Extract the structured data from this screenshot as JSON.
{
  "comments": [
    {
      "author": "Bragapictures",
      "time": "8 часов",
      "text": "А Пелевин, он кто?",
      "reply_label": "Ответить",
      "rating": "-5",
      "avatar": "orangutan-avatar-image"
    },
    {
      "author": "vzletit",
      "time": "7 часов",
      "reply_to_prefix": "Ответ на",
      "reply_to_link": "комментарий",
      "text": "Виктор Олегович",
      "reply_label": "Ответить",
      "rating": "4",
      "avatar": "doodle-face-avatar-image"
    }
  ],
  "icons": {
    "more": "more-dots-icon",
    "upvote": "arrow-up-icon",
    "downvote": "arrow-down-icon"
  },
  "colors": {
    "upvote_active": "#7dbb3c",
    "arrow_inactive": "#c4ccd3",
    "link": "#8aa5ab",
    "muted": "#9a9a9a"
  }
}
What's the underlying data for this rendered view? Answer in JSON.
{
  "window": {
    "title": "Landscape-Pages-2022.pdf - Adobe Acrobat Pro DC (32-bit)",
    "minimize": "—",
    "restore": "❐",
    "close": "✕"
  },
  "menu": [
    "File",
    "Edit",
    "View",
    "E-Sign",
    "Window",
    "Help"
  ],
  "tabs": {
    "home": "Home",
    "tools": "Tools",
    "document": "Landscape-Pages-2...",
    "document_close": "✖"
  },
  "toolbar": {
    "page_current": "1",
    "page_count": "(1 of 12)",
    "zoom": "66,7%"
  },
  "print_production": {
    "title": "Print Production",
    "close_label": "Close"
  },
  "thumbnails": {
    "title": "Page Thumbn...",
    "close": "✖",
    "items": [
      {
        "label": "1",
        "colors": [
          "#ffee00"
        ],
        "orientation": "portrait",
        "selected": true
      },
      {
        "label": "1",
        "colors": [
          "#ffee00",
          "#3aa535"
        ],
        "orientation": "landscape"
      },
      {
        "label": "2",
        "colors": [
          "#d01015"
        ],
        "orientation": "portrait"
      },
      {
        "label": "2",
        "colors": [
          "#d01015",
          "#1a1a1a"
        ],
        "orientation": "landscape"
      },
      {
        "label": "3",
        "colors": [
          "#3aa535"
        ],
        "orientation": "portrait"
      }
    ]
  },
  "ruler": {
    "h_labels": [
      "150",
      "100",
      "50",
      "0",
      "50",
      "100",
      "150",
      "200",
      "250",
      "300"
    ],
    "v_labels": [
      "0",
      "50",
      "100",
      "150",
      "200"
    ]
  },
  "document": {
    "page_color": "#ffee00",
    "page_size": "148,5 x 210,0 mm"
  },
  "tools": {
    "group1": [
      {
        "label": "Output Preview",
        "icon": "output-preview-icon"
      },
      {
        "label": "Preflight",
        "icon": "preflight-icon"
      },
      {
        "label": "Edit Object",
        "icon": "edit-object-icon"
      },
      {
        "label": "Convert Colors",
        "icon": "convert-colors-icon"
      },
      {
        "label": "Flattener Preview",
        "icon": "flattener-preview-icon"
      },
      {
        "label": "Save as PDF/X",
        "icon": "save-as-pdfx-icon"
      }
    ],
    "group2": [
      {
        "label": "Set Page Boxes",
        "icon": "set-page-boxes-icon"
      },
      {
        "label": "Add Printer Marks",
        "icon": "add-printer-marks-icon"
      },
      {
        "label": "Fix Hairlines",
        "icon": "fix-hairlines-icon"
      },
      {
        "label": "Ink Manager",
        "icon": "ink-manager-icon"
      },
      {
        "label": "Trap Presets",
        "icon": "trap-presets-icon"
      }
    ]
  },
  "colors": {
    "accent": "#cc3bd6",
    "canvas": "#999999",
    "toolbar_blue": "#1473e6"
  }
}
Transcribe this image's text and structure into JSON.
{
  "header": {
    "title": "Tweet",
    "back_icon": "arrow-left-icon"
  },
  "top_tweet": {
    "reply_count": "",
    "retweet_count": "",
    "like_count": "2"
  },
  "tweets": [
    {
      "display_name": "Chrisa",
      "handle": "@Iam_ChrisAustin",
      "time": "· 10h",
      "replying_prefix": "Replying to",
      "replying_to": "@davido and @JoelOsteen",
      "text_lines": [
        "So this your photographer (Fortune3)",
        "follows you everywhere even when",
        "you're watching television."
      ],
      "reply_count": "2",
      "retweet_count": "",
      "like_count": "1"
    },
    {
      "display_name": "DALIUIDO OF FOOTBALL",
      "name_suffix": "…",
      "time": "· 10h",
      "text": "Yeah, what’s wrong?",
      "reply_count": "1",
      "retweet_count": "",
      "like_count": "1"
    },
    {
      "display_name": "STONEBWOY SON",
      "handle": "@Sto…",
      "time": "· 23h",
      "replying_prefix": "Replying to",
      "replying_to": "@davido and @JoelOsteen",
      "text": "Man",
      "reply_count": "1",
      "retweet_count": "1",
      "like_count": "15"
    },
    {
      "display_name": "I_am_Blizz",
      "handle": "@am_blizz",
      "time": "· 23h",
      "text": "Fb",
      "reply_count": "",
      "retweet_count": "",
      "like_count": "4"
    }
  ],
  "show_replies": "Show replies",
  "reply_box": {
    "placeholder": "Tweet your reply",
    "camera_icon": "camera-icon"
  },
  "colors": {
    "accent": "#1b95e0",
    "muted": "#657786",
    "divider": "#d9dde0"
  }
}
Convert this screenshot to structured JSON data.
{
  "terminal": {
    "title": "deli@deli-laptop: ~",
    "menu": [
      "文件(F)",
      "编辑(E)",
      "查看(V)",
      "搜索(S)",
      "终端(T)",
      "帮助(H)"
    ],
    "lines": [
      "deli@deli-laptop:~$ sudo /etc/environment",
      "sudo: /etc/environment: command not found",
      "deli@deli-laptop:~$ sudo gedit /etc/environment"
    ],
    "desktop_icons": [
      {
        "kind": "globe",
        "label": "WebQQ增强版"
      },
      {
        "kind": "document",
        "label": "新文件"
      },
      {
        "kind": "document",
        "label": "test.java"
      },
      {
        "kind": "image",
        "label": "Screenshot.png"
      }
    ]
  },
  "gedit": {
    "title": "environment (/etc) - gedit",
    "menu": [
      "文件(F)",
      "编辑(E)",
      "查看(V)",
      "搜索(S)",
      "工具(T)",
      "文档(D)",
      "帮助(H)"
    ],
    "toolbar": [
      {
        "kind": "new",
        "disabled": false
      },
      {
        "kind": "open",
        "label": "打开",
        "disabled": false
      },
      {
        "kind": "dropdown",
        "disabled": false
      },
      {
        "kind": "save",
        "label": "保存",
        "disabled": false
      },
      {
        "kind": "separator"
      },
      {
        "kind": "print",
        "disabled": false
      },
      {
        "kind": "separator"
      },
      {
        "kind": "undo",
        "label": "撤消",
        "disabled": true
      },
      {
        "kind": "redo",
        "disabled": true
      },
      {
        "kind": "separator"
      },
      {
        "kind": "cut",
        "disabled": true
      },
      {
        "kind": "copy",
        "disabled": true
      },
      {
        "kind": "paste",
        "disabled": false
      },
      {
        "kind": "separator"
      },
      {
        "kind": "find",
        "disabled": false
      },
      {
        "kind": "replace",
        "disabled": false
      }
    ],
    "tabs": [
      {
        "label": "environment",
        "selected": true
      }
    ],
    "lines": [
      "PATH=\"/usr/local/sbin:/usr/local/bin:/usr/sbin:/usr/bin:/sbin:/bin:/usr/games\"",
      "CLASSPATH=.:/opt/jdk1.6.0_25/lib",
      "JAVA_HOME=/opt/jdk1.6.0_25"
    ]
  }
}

********************

**What to produce**
Write out every entry again, keeping each line exactly the same.

**Task output**
Extract the structured data from this screenshot as JSON.
{
  "comments": [
    {
      "author": "Bragapictures",
      "time": "8 часов",
      "text": "А Пелевин, он кто?",
      "reply_label": "Ответить",
      "rating": "-5",
      "avatar": "orangutan-avatar-image"
    },
    {
      "author": "vzletit",
      "time": "7 часов",
      "reply_to_prefix": "Ответ на",
      "reply_to_link": "комментарий",
      "text": "Виктор Олегович",
      "reply_label": "Ответить",
      "rating": "4",
      "avatar": "doodle-face-avatar-image"
    }
  ],
  "icons": {
    "more": "more-dots-icon",
    "upvote": "arrow-up-icon",
    "downvote": "arrow-down-icon"
  },
  "colors": {
    "upvote_active": "#7dbb3c",
    "arrow_inactive": "#c4ccd3",
    "link": "#8aa5ab",
    "muted": "#9a9a9a"
  }
}
What's the underlying data for this rendered view? Answer in JSON.
{
  "window": {
    "title": "Landscape-Pages-2022.pdf - Adobe Acrobat Pro DC (32-bit)",
    "minimize": "—",
    "restore": "❐",
    "close": "✕"
  },
  "menu": [
    "File",
    "Edit",
    "View",
    "E-Sign",
    "Window",
    "Help"
  ],
  "tabs": {
    "home": "Home",
    "tools": "Tools",
    "document": "Landscape-Pages-2...",
    "document_close": "✖"
  },
  "toolbar": {
    "page_current": "1",
    "page_count": "(1 of 12)",
    "zoom": "66,7%"
  },
  "print_production": {
    "title": "Print Production",
    "close_label": "Close"
  },
  "thumbnails": {
    "title": "Page Thumbn...",
    "close": "✖",
    "items": [
      {
        "label": "1",
        "colors": [
          "#ffee00"
        ],
        "orientation": "portrait",
        "selected": true
      },
      {
        "label": "1",
        "colors": [
          "#ffee00",
          "#3aa535"
        ],
        "orientation": "landscape"
      },
      {
        "label": "2",
        "colors": [
          "#d01015"
        ],
        "orientation": "portrait"
      },
      {
        "label": "2",
        "colors": [
          "#d01015",
          "#1a1a1a"
        ],
        "orientation": "landscape"
      },
      {
        "label": "3",
        "colors": [
          "#3aa535"
        ],
        "orientation": "portrait"
      }
    ]
  },
  "ruler": {
    "h_labels": [
      "150",
      "100",
      "50",
      "0",
      "50",
      "100",
      "150",
      "200",
      "250",
      "300"
    ],
    "v_labels": [
      "0",
      "50",
      "100",
      "150",
      "200"
    ]
  },
  "document": {
    "page_color": "#ffee00",
    "page_size": "148,5 x 210,0 mm"
  },
  "tools": {
    "group1": [
      {
        "label": "Output Preview",
        "icon": "output-preview-icon"
      },
      {
        "label": "Preflight",
        "icon": "preflight-icon"
      },
      {
        "label": "Edit Object",
        "icon": "edit-object-icon"
      },
      {
        "label": "Convert Colors",
        "icon": "convert-colors-icon"
      },
      {
        "label": "Flattener Preview",
        "icon": "flattener-preview-icon"
      },
      {
        "label": "Save as PDF/X",
        "icon": "save-as-pdfx-icon"
      }
    ],
    "group2": [
      {
        "label": "Set Page Boxes",
        "icon": "set-page-boxes-icon"
      },
      {
        "label": "Add Printer Marks",
        "icon": "add-printer-marks-icon"
      },
      {
        "label": "Fix Hairlines",
        "icon": "fix-hairlines-icon"
      },
      {
        "label": "Ink Manager",
        "icon": "ink-manager-icon"
      },
      {
        "label": "Trap Presets",
        "icon": "trap-presets-icon"
      }
    ]
  },
  "colors": {
    "accent": "#cc3bd6",
    "canvas": "#999999",
    "toolbar_blue": "#1473e6"
  }
}
Transcribe this image's text and structure into JSON.
{
  "header": {
    "title": "Tweet",
    "back_icon": "arrow-left-icon"
  },
  "top_tweet": {
    "reply_count": "",
    "retweet_count": "",
    "like_count": "2"
  },
  "tweets": [
    {
      "display_name": "Chrisa",
      "handle": "@Iam_ChrisAustin",
      "time": "· 10h",
      "replying_prefix": "Replying to",
      "replying_to": "@davido and @JoelOsteen",
      "text_lines": [
        "So this your photographer (Fortune3)",
        "follows you everywhere even when",
        "you're watching television."
      ],
      "reply_count": "2",
      "retweet_count": "",
      "like_count": "1"
    },
    {
      "display_name": "DALIUIDO OF FOOTBALL",
      "name_suffix": "…",
      "time": "· 10h",
      "text": "Yeah, what’s wrong?",
      "reply_count": "1",
      "retweet_count": "",
      "like_count": "1"
    },
    {
      "display_name": "STONEBWOY SON",
      "handle": "@Sto…",
      "time": "· 23h",
      "replying_prefix": "Replying to",
      "replying_to": "@davido and @JoelOsteen",
      "text": "Man",
      "reply_count": "1",
      "retweet_count": "1",
      "like_count": "15"
    },
    {
      "display_name": "I_am_Blizz",
      "handle": "@am_blizz",
      "time": "· 23h",
      "text": "Fb",
      "reply_count": "",
      "retweet_count": "",
      "like_count": "4"
    }
  ],
  "show_replies": "Show replies",
  "reply_box": {
    "placeholder": "Tweet your reply",
    "camera_icon": "camera-icon"
  },
  "colors": {
    "accent": "#1b95e0",
    "muted": "#657786",
    "divider": "#d9dde0"
  }
}
Convert this screenshot to structured JSON data.
{
  "terminal": {
    "title": "deli@deli-laptop: ~",
    "menu": [
      "文件(F)",
      "编辑(E)",
      "查看(V)",
      "搜索(S)",
      "终端(T)",
      "帮助(H)"
    ],
    "lines": [
      "deli@deli-laptop:~$ sudo /etc/environment",
      "sudo: /etc/environment: command not found",
      "deli@deli-laptop:~$ sudo gedit /etc/environment"
    ],
    "desktop_icons": [
      {
        "kind": "globe",
        "label": "WebQQ增强版"
      },
      {
        "kind": "document",
        "label": "新文件"
      },
      {
        "kind": "document",
        "label": "test.java"
      },
      {
        "kind": "image",
        "label": "Screenshot.png"
      }
    ]
  },
  "gedit": {
    "title": "environment (/etc) - gedit",
    "menu": [
      "文件(F)",
      "编辑(E)",
      "查看(V)",
      "搜索(S)",
      "工具(T)",
      "文档(D)",
      "帮助(H)"
    ],
    "toolbar": [
      {
        "kind": "new",
        "disabled": false
      },
      {
        "kind": "open",
        "label": "打开",
        "disabled": false
      },
      {
        "kind": "dropdown",
        "disabled": false
      },
      {
        "kind": "save",
        "label": "保存",
        "disabled": false
      },
      {
        "kind": "separator"
      },
      {
        "kind": "print",
        "disabled": false
      },
      {
        "kind": "separator"
      },
      {
        "kind": "undo",
        "label": "撤消",
        "disabled": true
      },
      {
        "kind": "redo",
        "disabled": true
      },
      {
        "kind": "separator"
      },
      {
        "kind": "cut",
        "disabled": true
      },
      {
        "kind": "copy",
        "disabled": true
      },
      {
        "kind": "paste",
        "disabled": false
      },
      {
        "kind": "separator"
      },
      {
        "kind": "find",
        "disabled": false
      },
      {
        "kind": "replace",
        "disabled": false
      }
    ],
    "tabs": [
      {
        "label": "environment",
        "selected": true
      }
    ],
    "lines": [
      "PATH=\"/usr/local/sbin:/usr/local/bin:/usr/sbin:/usr/bin:/sbin:/bin:/usr/games\"",
      "CLASSPATH=.:/opt/jdk1.6.0_25/lib",
      "JAVA_HOME=/opt/jdk1.6.0_25"
    ]
  }
}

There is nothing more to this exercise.